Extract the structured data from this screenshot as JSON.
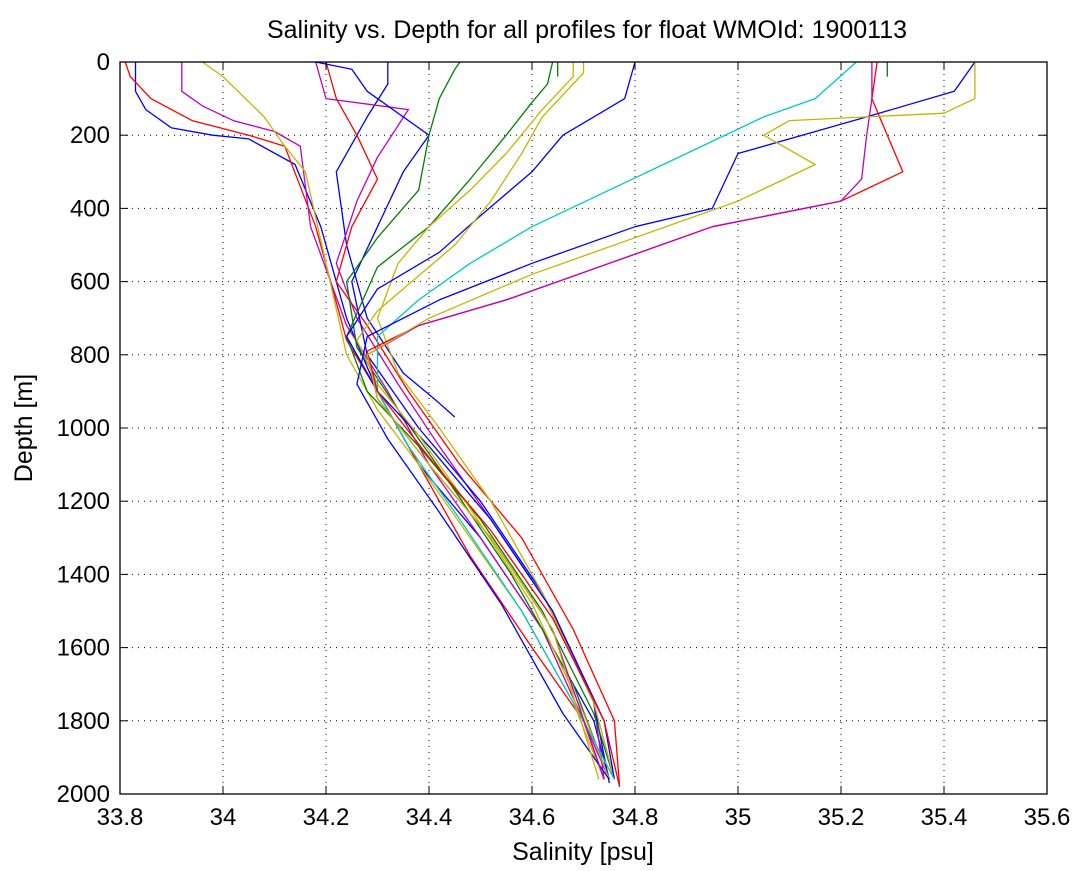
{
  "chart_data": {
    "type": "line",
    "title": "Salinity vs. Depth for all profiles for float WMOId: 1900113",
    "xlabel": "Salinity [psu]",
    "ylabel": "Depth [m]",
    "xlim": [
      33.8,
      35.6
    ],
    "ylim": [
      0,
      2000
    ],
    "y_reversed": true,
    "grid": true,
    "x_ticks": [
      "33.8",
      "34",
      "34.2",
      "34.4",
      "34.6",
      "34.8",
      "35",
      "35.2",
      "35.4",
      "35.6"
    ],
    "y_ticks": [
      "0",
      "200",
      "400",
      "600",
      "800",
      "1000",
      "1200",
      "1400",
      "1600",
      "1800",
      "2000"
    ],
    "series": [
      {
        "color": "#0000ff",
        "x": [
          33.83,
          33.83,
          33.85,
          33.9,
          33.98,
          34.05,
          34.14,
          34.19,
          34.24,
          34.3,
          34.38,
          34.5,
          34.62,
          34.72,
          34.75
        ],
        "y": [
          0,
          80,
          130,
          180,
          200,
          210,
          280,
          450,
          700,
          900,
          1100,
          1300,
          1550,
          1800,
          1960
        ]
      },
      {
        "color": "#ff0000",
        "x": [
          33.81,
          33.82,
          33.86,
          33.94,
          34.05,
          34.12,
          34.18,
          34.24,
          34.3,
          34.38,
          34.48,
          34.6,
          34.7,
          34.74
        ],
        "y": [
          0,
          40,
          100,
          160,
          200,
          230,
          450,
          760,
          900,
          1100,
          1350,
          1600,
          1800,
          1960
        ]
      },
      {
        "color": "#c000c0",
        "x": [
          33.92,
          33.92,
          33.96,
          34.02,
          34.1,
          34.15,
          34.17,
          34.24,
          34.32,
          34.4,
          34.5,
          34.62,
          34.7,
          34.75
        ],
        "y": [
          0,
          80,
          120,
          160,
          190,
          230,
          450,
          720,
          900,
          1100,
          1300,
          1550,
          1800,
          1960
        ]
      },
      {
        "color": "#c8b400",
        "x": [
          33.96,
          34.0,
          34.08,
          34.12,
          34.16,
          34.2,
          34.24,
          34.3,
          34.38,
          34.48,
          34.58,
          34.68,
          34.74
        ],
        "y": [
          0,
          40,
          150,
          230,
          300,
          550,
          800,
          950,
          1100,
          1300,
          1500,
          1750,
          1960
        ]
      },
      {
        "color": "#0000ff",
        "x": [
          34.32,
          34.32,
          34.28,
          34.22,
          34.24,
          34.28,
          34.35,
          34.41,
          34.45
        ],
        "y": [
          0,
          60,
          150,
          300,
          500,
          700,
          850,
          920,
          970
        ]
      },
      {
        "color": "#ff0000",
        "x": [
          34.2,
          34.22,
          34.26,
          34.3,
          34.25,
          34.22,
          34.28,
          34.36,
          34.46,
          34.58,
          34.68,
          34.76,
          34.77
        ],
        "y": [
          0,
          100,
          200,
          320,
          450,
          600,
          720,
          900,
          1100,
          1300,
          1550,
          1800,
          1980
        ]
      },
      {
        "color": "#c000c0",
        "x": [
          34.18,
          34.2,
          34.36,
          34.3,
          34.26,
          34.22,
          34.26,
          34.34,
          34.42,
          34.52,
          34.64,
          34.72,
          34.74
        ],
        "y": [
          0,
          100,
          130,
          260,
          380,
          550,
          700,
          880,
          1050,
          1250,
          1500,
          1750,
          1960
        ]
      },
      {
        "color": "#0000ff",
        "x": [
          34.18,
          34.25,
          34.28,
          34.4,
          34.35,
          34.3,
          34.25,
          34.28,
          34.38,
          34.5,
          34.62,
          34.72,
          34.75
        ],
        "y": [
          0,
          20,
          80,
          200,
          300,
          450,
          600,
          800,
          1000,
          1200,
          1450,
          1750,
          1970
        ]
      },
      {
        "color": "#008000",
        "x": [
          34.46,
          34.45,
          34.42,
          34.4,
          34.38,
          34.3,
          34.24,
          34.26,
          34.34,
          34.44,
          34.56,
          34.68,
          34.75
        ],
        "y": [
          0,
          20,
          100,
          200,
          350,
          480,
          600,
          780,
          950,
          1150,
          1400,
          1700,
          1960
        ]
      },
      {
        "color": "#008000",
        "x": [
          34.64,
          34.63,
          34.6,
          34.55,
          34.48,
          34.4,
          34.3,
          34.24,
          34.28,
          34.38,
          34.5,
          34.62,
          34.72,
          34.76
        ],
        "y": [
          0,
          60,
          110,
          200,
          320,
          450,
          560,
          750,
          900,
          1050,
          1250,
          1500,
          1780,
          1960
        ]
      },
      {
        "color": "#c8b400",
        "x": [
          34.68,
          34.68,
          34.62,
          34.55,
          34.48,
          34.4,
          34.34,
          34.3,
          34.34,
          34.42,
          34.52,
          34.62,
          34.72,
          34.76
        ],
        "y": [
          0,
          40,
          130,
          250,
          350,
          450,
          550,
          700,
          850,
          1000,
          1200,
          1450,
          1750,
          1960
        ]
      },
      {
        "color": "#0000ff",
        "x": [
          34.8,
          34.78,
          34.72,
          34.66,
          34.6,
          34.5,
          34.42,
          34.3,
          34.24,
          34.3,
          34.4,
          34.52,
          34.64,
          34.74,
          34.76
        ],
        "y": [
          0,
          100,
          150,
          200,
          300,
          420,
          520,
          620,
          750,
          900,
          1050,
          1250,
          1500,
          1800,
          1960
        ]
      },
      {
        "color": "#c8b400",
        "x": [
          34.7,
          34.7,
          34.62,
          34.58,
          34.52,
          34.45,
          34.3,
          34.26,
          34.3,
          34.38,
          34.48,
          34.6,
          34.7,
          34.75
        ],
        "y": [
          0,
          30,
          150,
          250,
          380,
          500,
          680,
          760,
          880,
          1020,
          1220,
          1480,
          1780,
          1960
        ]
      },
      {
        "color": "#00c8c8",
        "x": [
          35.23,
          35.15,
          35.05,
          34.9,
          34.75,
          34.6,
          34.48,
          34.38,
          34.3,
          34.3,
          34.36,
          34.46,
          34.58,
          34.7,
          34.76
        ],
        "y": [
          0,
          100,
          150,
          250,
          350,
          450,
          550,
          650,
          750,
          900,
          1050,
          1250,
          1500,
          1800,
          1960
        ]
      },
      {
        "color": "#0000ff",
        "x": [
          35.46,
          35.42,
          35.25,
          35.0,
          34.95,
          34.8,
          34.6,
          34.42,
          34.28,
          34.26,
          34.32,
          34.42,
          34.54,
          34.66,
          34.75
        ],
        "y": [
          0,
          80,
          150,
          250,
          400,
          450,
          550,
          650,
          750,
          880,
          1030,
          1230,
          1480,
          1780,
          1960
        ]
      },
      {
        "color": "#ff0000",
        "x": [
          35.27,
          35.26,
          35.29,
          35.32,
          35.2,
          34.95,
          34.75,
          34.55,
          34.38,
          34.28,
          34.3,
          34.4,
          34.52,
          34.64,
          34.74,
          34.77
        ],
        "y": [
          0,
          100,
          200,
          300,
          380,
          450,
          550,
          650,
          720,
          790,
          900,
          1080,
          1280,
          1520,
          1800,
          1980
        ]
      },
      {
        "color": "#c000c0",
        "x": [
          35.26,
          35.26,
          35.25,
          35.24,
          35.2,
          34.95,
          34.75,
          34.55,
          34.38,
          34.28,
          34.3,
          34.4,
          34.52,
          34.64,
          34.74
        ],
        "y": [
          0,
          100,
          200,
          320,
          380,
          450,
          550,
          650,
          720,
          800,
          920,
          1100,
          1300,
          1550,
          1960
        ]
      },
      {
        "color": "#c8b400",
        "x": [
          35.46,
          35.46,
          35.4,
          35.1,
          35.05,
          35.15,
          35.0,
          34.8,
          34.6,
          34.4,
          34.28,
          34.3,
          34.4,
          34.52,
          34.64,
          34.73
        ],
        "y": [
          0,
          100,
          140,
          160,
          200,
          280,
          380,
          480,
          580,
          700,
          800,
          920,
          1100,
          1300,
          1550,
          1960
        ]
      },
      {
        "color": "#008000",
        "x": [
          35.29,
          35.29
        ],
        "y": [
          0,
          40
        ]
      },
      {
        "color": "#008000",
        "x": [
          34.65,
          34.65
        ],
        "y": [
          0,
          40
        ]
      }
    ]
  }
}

# # # # #

Instructions to follow:
Go through the data above and find the lines with the word "Depth". Copy each of those lines.

Written reply:
    "title": "Salinity vs. Depth for all profiles for float WMOId: 1900113",
    "ylabel": "Depth [m]",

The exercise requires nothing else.